Dataset entries:
--------------------

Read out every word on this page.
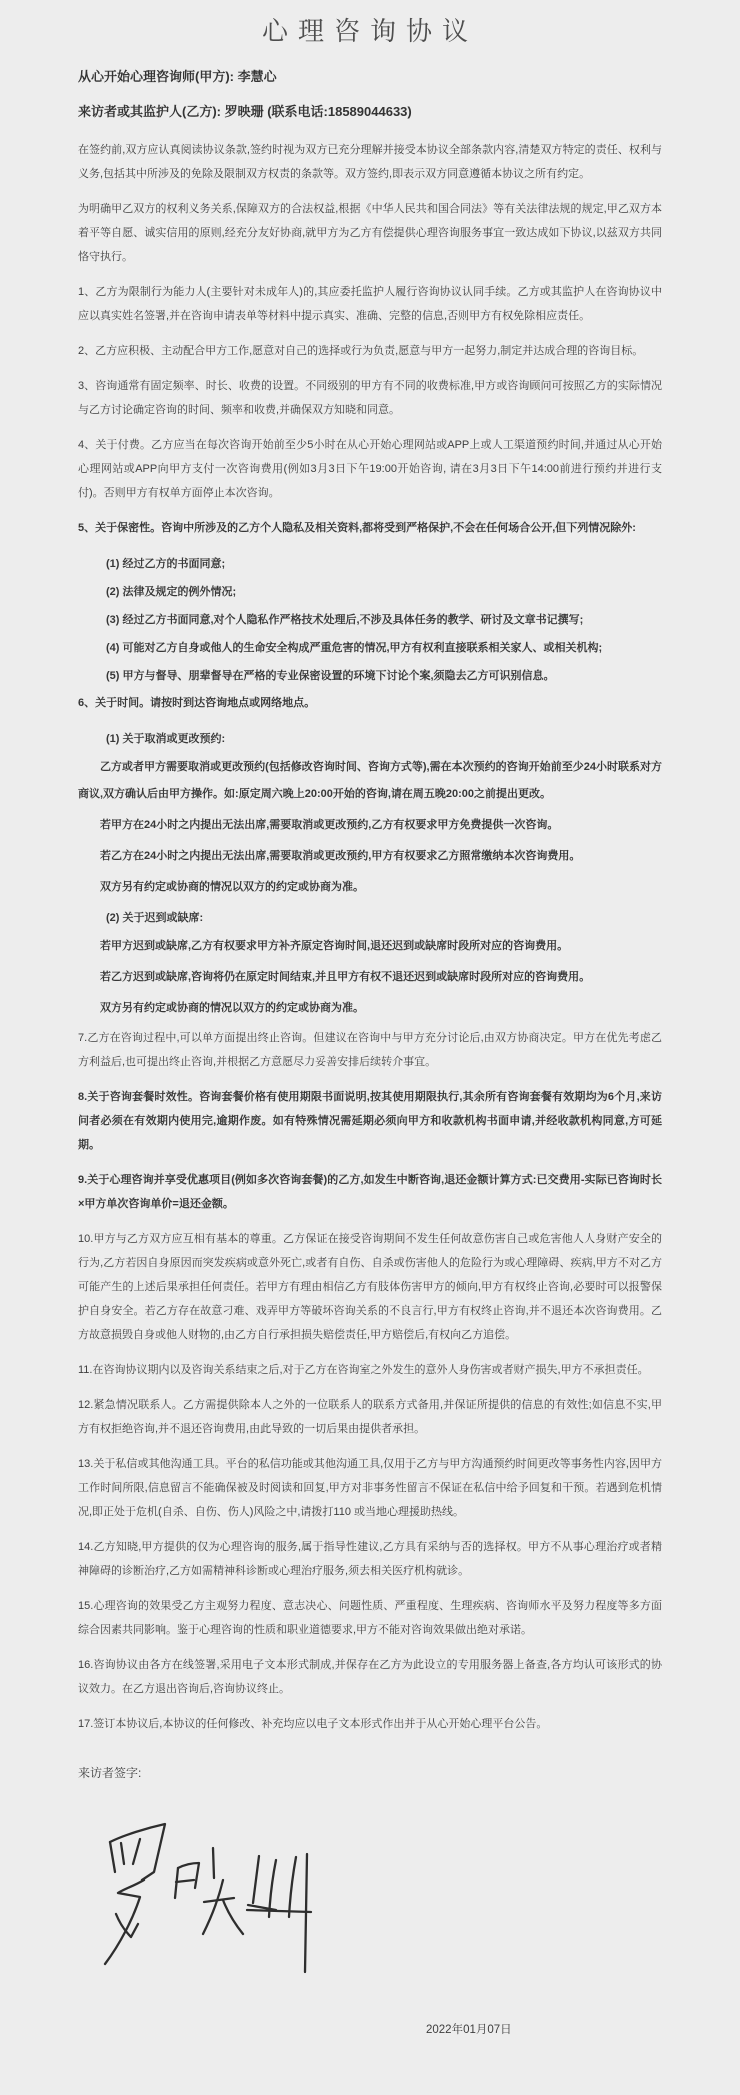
心理咨询协议

从心开始心理咨询师(甲方): 李慧心

来访者或其监护人(乙方): 罗映珊 (联系电话:18589044633)

在签约前,双方应认真阅读协议条款,签约时视为双方已充分理解并接受本协议全部条款内容,清楚双方特定的责任、权利与义务,包括其中所涉及的免除及限制双方权责的条款等。双方签约,即表示双方同意遵循本协议之所有约定。

为明确甲乙双方的权利义务关系,保障双方的合法权益,根据《中华人民共和国合同法》等有关法律法规的规定,甲乙双方本着平等自愿、诚实信用的原则,经充分友好协商,就甲方为乙方有偿提供心理咨询服务事宜一致达成如下协议,以兹双方共同恪守执行。

1、乙方为限制行为能力人(主要针对未成年人)的,其应委托监护人履行咨询协议认同手续。乙方或其监护人在咨询协议中应以真实姓名签署,并在咨询申请表单等材料中提示真实、准确、完整的信息,否则甲方有权免除相应责任。

2、乙方应积极、主动配合甲方工作,愿意对自己的选择或行为负责,愿意与甲方一起努力,制定并达成合理的咨询目标。

3、咨询通常有固定频率、时长、收费的设置。不同级别的甲方有不同的收费标准,甲方或咨询顾问可按照乙方的实际情况与乙方讨论确定咨询的时间、频率和收费,并确保双方知晓和同意。

4、关于付费。乙方应当在每次咨询开始前至少5小时在从心开始心理网站或APP上或人工渠道预约时间,并通过从心开始心理网站或APP向甲方支付一次咨询费用(例如3月3日下午19:00开始咨询, 请在3月3日下午14:00前进行预约并进行支付)。否则甲方有权单方面停止本次咨询。

5、关于保密性。咨询中所涉及的乙方个人隐私及相关资料,都将受到严格保护,不会在任何场合公开,但下列情况除外:

(1) 经过乙方的书面同意;

(2) 法律及规定的例外情况;

(3) 经过乙方书面同意,对个人隐私作严格技术处理后,不涉及具体任务的教学、研讨及文章书记撰写;

(4) 可能对乙方自身或他人的生命安全构成严重危害的情况,甲方有权利直接联系相关家人、或相关机构;

(5) 甲方与督导、朋辈督导在严格的专业保密设置的环境下讨论个案,须隐去乙方可识别信息。

6、关于时间。请按时到达咨询地点或网络地点。

(1) 关于取消或更改预约:

乙方或者甲方需要取消或更改预约(包括修改咨询时间、咨询方式等),需在本次预约的咨询开始前至少24小时联系对方商议,双方确认后由甲方操作。如:原定周六晚上20:00开始的咨询,请在周五晚20:00之前提出更改。

若甲方在24小时之内提出无法出席,需要取消或更改预约,乙方有权要求甲方免费提供一次咨询。

若乙方在24小时之内提出无法出席,需要取消或更改预约,甲方有权要求乙方照常缴纳本次咨询费用。

双方另有约定或协商的情况以双方的约定或协商为准。

(2) 关于迟到或缺席:

若甲方迟到或缺席,乙方有权要求甲方补齐原定咨询时间,退还迟到或缺席时段所对应的咨询费用。

若乙方迟到或缺席,咨询将仍在原定时间结束,并且甲方有权不退还迟到或缺席时段所对应的咨询费用。

双方另有约定或协商的情况以双方的约定或协商为准。

7.乙方在咨询过程中,可以单方面提出终止咨询。但建议在咨询中与甲方充分讨论后,由双方协商决定。甲方在优先考虑乙方利益后,也可提出终止咨询,并根据乙方意愿尽力妥善安排后续转介事宜。

8.关于咨询套餐时效性。咨询套餐价格有使用期限书面说明,按其使用期限执行,其余所有咨询套餐有效期均为6个月,来访问者必须在有效期内使用完,逾期作废。如有特殊情况需延期必须向甲方和收款机构书面申请,并经收款机构同意,方可延期。

9.关于心理咨询并享受优惠项目(例如多次咨询套餐)的乙方,如发生中断咨询,退还金额计算方式:已交费用-实际已咨询时长×甲方单次咨询单价=退还金额。

10.甲方与乙方双方应互相有基本的尊重。乙方保证在接受咨询期间不发生任何故意伤害自己或危害他人人身财产安全的行为,乙方若因自身原因而突发疾病或意外死亡,或者有自伤、自杀或伤害他人的危险行为或心理障碍、疾病,甲方不对乙方可能产生的上述后果承担任何责任。若甲方有理由相信乙方有肢体伤害甲方的倾向,甲方有权终止咨询,必要时可以报警保护自身安全。若乙方存在故意刁难、戏弄甲方等破坏咨询关系的不良言行,甲方有权终止咨询,并不退还本次咨询费用。乙方故意损毁自身或他人财物的,由乙方自行承担损失赔偿责任,甲方赔偿后,有权向乙方追偿。

11.在咨询协议期内以及咨询关系结束之后,对于乙方在咨询室之外发生的意外人身伤害或者财产损失,甲方不承担责任。

12.紧急情况联系人。乙方需提供除本人之外的一位联系人的联系方式备用,并保证所提供的信息的有效性;如信息不实,甲方有权拒绝咨询,并不退还咨询费用,由此导致的一切后果由提供者承担。

13.关于私信或其他沟通工具。平台的私信功能或其他沟通工具,仅用于乙方与甲方沟通预约时间更改等事务性内容,因甲方工作时间所限,信息留言不能确保被及时阅读和回复,甲方对非事务性留言不保证在私信中给予回复和干预。若遇到危机情况,即正处于危机(自杀、自伤、伤人)风险之中,请拨打110 或当地心理援助热线。

14.乙方知晓,甲方提供的仅为心理咨询的服务,属于指导性建议,乙方具有采纳与否的选择权。甲方不从事心理治疗或者精神障碍的诊断治疗,乙方如需精神科诊断或心理治疗服务,须去相关医疗机构就诊。

15.心理咨询的效果受乙方主观努力程度、意志决心、问题性质、严重程度、生理疾病、咨询师水平及努力程度等多方面综合因素共同影响。鉴于心理咨询的性质和职业道德要求,甲方不能对咨询效果做出绝对承诺。

16.咨询协议由各方在线签署,采用电子文本形式制成,并保存在乙方为此设立的专用服务器上备查,各方均认可该形式的协议效力。在乙方退出咨询后,咨询协议终止。

17.签订本协议后,本协议的任何修改、补充均应以电子文本形式作出并于从心开始心理平台公告。

来访者签字:

2022年01月07日
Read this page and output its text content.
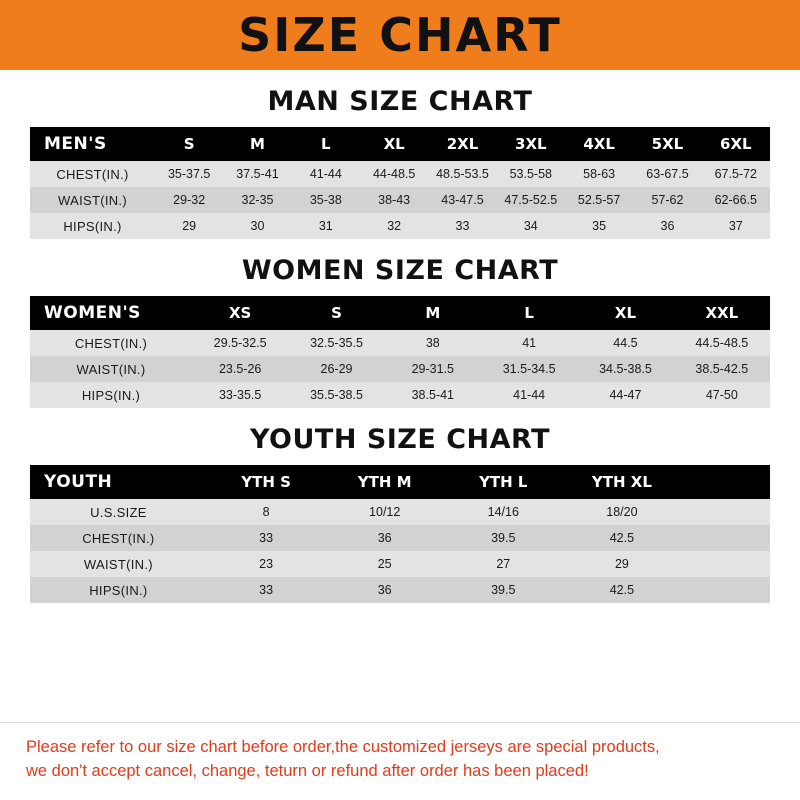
SIZE CHART
MAN SIZE CHART
MEN'S	S	M	L	XL	2XL	3XL	4XL	5XL	6XL
CHEST(IN.)	35-37.5	37.5-41	41-44	44-48.5	48.5-53.5	53.5-58	58-63	63-67.5	67.5-72
WAIST(IN.)	29-32	32-35	35-38	38-43	43-47.5	47.5-52.5	52.5-57	57-62	62-66.5
HIPS(IN.)	29	30	31	32	33	34	35	36	37
WOMEN SIZE CHART
WOMEN'S	XS	S	M	L	XL	XXL
CHEST(IN.)	29.5-32.5	32.5-35.5	38	41	44.5	44.5-48.5
WAIST(IN.)	23.5-26	26-29	29-31.5	31.5-34.5	34.5-38.5	38.5-42.5
HIPS(IN.)	33-35.5	35.5-38.5	38.5-41	41-44	44-47	47-50
YOUTH SIZE CHART
YOUTH	YTH S	YTH M	YTH L	YTH XL	
U.S.SIZE	8	10/12	14/16	18/20	
CHEST(IN.)	33	36	39.5	42.5	
WAIST(IN.)	23	25	27	29	
HIPS(IN.)	33	36	39.5	42.5	
Please refer to our size chart before order,the customized jerseys are special products,
we don't accept cancel, change, teturn or refund after order has been placed!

--------------------

All of the entries above should be duplicated exactly, except for the pictures.

The response
Read out every word on this page.
心理咨询协议

从心开始心理咨询师(甲方): 李慧心

来访者或其监护人(乙方): 罗映珊 (联系电话:18589044633)

在签约前,双方应认真阅读协议条款,签约时视为双方已充分理解并接受本协议全部条款内容,清楚双方特定的责任、权利与义务,包括其中所涉及的免除及限制双方权责的条款等。双方签约,即表示双方同意遵循本协议之所有约定。

为明确甲乙双方的权利义务关系,保障双方的合法权益,根据《中华人民共和国合同法》等有关法律法规的规定,甲乙双方本着平等自愿、诚实信用的原则,经充分友好协商,就甲方为乙方有偿提供心理咨询服务事宜一致达成如下协议,以兹双方共同恪守执行。

1、乙方为限制行为能力人(主要针对未成年人)的,其应委托监护人履行咨询协议认同手续。乙方或其监护人在咨询协议中应以真实姓名签署,并在咨询申请表单等材料中提示真实、准确、完整的信息,否则甲方有权免除相应责任。

2、乙方应积极、主动配合甲方工作,愿意对自己的选择或行为负责,愿意与甲方一起努力,制定并达成合理的咨询目标。

3、咨询通常有固定频率、时长、收费的设置。不同级别的甲方有不同的收费标准,甲方或咨询顾问可按照乙方的实际情况与乙方讨论确定咨询的时间、频率和收费,并确保双方知晓和同意。

4、关于付费。乙方应当在每次咨询开始前至少5小时在从心开始心理网站或APP上或人工渠道预约时间,并通过从心开始心理网站或APP向甲方支付一次咨询费用(例如3月3日下午19:00开始咨询, 请在3月3日下午14:00前进行预约并进行支付)。否则甲方有权单方面停止本次咨询。

5、关于保密性。咨询中所涉及的乙方个人隐私及相关资料,都将受到严格保护,不会在任何场合公开,但下列情况除外:

(1) 经过乙方的书面同意;

(2) 法律及规定的例外情况;

(3) 经过乙方书面同意,对个人隐私作严格技术处理后,不涉及具体任务的教学、研讨及文章书记撰写;

(4) 可能对乙方自身或他人的生命安全构成严重危害的情况,甲方有权利直接联系相关家人、或相关机构;

(5) 甲方与督导、朋辈督导在严格的专业保密设置的环境下讨论个案,须隐去乙方可识别信息。

6、关于时间。请按时到达咨询地点或网络地点。

(1) 关于取消或更改预约:

乙方或者甲方需要取消或更改预约(包括修改咨询时间、咨询方式等),需在本次预约的咨询开始前至少24小时联系对方商议,双方确认后由甲方操作。如:原定周六晚上20:00开始的咨询,请在周五晚20:00之前提出更改。

若甲方在24小时之内提出无法出席,需要取消或更改预约,乙方有权要求甲方免费提供一次咨询。

若乙方在24小时之内提出无法出席,需要取消或更改预约,甲方有权要求乙方照常缴纳本次咨询费用。

双方另有约定或协商的情况以双方的约定或协商为准。

(2) 关于迟到或缺席:

若甲方迟到或缺席,乙方有权要求甲方补齐原定咨询时间,退还迟到或缺席时段所对应的咨询费用。

若乙方迟到或缺席,咨询将仍在原定时间结束,并且甲方有权不退还迟到或缺席时段所对应的咨询费用。

双方另有约定或协商的情况以双方的约定或协商为准。

7.乙方在咨询过程中,可以单方面提出终止咨询。但建议在咨询中与甲方充分讨论后,由双方协商决定。甲方在优先考虑乙方利益后,也可提出终止咨询,并根据乙方意愿尽力妥善安排后续转介事宜。

8.关于咨询套餐时效性。咨询套餐价格有使用期限书面说明,按其使用期限执行,其余所有咨询套餐有效期均为6个月,来访问者必须在有效期内使用完,逾期作废。如有特殊情况需延期必须向甲方和收款机构书面申请,并经收款机构同意,方可延期。

9.关于心理咨询并享受优惠项目(例如多次咨询套餐)的乙方,如发生中断咨询,退还金额计算方式:已交费用-实际已咨询时长×甲方单次咨询单价=退还金额。

10.甲方与乙方双方应互相有基本的尊重。乙方保证在接受咨询期间不发生任何故意伤害自己或危害他人人身财产安全的行为,乙方若因自身原因而突发疾病或意外死亡,或者有自伤、自杀或伤害他人的危险行为或心理障碍、疾病,甲方不对乙方可能产生的上述后果承担任何责任。若甲方有理由相信乙方有肢体伤害甲方的倾向,甲方有权终止咨询,必要时可以报警保护自身安全。若乙方存在故意刁难、戏弄甲方等破坏咨询关系的不良言行,甲方有权终止咨询,并不退还本次咨询费用。乙方故意损毁自身或他人财物的,由乙方自行承担损失赔偿责任,甲方赔偿后,有权向乙方追偿。

11.在咨询协议期内以及咨询关系结束之后,对于乙方在咨询室之外发生的意外人身伤害或者财产损失,甲方不承担责任。

12.紧急情况联系人。乙方需提供除本人之外的一位联系人的联系方式备用,并保证所提供的信息的有效性;如信息不实,甲方有权拒绝咨询,并不退还咨询费用,由此导致的一切后果由提供者承担。

13.关于私信或其他沟通工具。平台的私信功能或其他沟通工具,仅用于乙方与甲方沟通预约时间更改等事务性内容,因甲方工作时间所限,信息留言不能确保被及时阅读和回复,甲方对非事务性留言不保证在私信中给予回复和干预。若遇到危机情况,即正处于危机(自杀、自伤、伤人)风险之中,请拨打110 或当地心理援助热线。

14.乙方知晓,甲方提供的仅为心理咨询的服务,属于指导性建议,乙方具有采纳与否的选择权。甲方不从事心理治疗或者精神障碍的诊断治疗,乙方如需精神科诊断或心理治疗服务,须去相关医疗机构就诊。

15.心理咨询的效果受乙方主观努力程度、意志决心、问题性质、严重程度、生理疾病、咨询师水平及努力程度等多方面综合因素共同影响。鉴于心理咨询的性质和职业道德要求,甲方不能对咨询效果做出绝对承诺。

16.咨询协议由各方在线签署,采用电子文本形式制成,并保存在乙方为此设立的专用服务器上备查,各方均认可该形式的协议效力。在乙方退出咨询后,咨询协议终止。

17.签订本协议后,本协议的任何修改、补充均应以电子文本形式作出并于从心开始心理平台公告。

来访者签字:

2022年01月07日
Read this page and output its text content.
SIZE CHART
MAN SIZE CHART
MEN'S	S	M	L	XL	2XL	3XL	4XL	5XL	6XL
CHEST(IN.)	35-37.5	37.5-41	41-44	44-48.5	48.5-53.5	53.5-58	58-63	63-67.5	67.5-72
WAIST(IN.)	29-32	32-35	35-38	38-43	43-47.5	47.5-52.5	52.5-57	57-62	62-66.5
HIPS(IN.)	29	30	31	32	33	34	35	36	37
WOMEN SIZE CHART
WOMEN'S	XS	S	M	L	XL	XXL
CHEST(IN.)	29.5-32.5	32.5-35.5	38	41	44.5	44.5-48.5
WAIST(IN.)	23.5-26	26-29	29-31.5	31.5-34.5	34.5-38.5	38.5-42.5
HIPS(IN.)	33-35.5	35.5-38.5	38.5-41	41-44	44-47	47-50
YOUTH SIZE CHART
YOUTH	YTH S	YTH M	YTH L	YTH XL	
U.S.SIZE	8	10/12	14/16	18/20	
CHEST(IN.)	33	36	39.5	42.5	
WAIST(IN.)	23	25	27	29	
HIPS(IN.)	33	36	39.5	42.5	
Please refer to our size chart before order,the customized jerseys are special products,
we don't accept cancel, change, teturn or refund after order has been placed!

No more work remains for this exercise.